── DATA EXTRACT

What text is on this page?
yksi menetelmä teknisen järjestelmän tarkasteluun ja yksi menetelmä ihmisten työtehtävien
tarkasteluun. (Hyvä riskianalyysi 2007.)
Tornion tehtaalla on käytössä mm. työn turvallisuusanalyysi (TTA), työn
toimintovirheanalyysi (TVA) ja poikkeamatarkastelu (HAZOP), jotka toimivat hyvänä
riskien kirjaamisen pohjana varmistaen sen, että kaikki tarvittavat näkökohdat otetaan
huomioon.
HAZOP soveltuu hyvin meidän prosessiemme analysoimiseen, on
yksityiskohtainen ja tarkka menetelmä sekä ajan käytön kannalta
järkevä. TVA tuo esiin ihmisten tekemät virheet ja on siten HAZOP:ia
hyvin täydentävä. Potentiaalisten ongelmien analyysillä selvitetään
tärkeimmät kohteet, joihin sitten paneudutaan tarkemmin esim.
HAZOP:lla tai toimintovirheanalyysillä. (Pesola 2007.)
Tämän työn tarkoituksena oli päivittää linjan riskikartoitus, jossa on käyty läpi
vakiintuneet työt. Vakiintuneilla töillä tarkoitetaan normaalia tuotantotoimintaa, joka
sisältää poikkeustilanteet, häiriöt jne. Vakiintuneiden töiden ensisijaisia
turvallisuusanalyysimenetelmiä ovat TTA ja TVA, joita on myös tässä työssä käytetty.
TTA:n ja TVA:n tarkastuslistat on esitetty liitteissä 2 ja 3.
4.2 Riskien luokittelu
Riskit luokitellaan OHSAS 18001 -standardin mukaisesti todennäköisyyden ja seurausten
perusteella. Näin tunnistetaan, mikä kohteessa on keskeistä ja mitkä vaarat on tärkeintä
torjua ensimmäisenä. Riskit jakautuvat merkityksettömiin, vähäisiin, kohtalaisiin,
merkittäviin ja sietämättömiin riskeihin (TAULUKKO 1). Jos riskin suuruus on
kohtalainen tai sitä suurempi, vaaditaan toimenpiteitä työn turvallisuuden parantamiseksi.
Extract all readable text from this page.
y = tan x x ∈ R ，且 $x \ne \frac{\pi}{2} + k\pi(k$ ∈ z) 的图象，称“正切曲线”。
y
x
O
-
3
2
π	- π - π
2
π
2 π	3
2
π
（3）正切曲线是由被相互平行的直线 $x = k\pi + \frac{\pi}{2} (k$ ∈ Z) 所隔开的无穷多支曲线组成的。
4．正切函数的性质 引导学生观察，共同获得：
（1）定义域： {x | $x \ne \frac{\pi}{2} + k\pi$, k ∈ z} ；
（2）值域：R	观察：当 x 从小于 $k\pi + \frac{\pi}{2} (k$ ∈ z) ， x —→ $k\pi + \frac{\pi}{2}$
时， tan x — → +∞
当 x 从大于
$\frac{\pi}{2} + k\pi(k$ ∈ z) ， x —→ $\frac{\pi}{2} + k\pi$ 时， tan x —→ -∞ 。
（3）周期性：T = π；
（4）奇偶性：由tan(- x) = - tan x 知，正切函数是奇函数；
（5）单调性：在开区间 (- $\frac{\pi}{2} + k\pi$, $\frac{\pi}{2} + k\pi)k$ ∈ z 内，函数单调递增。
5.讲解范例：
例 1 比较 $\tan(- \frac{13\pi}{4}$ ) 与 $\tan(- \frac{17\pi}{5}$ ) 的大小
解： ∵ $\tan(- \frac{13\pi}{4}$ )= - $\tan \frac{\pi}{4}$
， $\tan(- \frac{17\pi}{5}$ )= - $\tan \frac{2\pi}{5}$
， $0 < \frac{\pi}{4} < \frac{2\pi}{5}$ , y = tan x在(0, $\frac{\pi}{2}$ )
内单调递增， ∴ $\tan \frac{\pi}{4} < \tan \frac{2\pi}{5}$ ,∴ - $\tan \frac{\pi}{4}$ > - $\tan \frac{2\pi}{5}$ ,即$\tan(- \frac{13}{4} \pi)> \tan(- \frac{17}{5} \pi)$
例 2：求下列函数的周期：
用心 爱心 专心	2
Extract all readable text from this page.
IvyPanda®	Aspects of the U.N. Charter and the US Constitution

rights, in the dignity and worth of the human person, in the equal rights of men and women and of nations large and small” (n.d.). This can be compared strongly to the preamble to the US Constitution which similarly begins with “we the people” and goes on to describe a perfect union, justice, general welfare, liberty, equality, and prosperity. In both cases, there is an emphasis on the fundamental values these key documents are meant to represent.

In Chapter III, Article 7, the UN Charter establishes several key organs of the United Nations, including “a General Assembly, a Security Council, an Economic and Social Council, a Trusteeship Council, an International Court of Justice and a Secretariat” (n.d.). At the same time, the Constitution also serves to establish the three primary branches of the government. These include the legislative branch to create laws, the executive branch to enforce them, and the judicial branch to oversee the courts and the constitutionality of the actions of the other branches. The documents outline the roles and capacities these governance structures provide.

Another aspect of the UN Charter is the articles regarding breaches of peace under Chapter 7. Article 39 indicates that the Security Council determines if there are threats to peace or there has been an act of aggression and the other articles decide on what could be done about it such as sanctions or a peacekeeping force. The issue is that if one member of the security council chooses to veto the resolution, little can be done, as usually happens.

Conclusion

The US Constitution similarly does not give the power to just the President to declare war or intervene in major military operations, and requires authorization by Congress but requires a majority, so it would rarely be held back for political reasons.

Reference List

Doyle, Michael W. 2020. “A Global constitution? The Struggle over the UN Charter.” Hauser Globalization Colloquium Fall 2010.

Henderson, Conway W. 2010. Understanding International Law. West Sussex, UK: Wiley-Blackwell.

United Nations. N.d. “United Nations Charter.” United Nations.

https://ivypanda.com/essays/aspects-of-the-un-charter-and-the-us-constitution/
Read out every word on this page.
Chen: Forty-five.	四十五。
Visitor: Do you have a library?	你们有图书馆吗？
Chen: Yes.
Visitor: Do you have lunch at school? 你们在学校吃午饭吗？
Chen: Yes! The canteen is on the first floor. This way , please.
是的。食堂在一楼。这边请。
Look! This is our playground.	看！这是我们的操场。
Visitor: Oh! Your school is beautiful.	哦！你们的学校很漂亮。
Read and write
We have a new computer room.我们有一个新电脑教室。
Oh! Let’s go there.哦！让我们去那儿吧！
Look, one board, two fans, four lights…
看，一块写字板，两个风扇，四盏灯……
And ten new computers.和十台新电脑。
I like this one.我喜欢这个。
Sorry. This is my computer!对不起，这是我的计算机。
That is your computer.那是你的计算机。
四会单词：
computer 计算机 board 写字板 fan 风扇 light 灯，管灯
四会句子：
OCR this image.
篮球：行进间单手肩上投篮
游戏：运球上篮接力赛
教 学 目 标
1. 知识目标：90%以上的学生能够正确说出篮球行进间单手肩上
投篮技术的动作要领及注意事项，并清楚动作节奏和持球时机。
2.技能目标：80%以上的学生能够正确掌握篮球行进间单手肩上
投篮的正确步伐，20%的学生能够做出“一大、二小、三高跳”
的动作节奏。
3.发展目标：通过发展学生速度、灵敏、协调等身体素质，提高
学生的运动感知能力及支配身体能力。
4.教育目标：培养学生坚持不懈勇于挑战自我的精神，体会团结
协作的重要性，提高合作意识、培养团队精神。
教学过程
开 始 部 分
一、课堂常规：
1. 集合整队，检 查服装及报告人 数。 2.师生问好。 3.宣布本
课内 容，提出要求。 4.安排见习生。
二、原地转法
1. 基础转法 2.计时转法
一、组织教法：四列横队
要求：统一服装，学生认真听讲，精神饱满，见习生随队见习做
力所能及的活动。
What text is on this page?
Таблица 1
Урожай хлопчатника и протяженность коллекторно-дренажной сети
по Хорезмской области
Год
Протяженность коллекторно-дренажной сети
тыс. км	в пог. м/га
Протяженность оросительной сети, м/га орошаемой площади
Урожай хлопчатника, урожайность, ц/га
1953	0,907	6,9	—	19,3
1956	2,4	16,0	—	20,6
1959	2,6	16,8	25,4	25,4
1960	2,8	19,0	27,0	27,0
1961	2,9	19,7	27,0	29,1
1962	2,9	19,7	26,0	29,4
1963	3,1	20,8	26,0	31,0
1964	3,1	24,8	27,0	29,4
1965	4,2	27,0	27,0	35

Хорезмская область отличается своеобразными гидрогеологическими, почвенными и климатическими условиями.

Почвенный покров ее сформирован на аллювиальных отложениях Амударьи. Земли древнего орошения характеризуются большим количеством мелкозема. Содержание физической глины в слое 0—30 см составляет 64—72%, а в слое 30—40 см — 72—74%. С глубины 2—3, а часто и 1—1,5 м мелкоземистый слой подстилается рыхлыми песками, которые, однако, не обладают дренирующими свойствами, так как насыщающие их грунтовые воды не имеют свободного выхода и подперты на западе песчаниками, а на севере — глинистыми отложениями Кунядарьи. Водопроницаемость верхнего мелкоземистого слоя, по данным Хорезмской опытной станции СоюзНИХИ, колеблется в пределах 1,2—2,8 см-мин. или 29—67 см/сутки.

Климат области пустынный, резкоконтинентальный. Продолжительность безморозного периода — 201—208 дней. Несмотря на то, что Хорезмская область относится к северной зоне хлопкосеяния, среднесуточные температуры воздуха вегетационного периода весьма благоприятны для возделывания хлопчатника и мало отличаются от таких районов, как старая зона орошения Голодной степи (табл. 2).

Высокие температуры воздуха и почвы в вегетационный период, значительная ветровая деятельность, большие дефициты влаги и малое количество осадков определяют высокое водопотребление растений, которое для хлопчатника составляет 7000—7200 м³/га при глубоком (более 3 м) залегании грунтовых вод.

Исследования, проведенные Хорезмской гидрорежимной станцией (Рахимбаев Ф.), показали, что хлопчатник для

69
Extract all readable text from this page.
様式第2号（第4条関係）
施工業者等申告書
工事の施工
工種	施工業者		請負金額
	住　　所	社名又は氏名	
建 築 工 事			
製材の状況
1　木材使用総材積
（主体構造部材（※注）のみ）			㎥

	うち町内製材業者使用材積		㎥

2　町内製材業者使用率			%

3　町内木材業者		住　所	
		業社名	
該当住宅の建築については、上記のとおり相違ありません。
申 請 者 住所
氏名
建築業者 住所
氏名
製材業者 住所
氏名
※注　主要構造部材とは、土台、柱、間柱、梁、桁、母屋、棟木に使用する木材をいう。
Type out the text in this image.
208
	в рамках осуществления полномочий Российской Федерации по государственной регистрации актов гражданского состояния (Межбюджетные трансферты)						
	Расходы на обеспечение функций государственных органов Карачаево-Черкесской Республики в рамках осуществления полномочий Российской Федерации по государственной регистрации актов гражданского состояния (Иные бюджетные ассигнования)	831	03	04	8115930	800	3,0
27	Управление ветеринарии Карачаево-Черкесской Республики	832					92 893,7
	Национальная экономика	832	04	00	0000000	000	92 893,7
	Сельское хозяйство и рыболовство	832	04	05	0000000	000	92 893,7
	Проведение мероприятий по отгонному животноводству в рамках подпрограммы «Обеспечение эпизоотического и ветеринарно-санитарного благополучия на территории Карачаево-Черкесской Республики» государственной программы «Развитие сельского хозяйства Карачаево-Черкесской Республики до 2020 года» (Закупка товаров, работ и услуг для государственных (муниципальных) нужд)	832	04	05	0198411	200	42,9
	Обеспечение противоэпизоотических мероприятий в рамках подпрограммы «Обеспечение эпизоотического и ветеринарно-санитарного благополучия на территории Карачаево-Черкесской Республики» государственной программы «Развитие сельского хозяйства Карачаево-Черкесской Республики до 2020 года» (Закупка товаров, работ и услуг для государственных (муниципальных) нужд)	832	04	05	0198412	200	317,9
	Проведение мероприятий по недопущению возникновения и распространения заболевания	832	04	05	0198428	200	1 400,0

────

■ **YOUR GOAL**: Using the listing, copy every line where the word "гражданского" shows up.

■ **COMPLETE ANSWER**:
	в рамках осуществления полномочий Российской Федерации по государственной регистрации актов гражданского состояния (Межбюджетные трансферты)						
	Расходы на обеспечение функций государственных органов Карачаево-Черкесской Республики в рамках осуществления полномочий Российской Федерации по государственной регистрации актов гражданского состояния (Иные бюджетные ассигнования)	831	03	04	8115930	800	3,0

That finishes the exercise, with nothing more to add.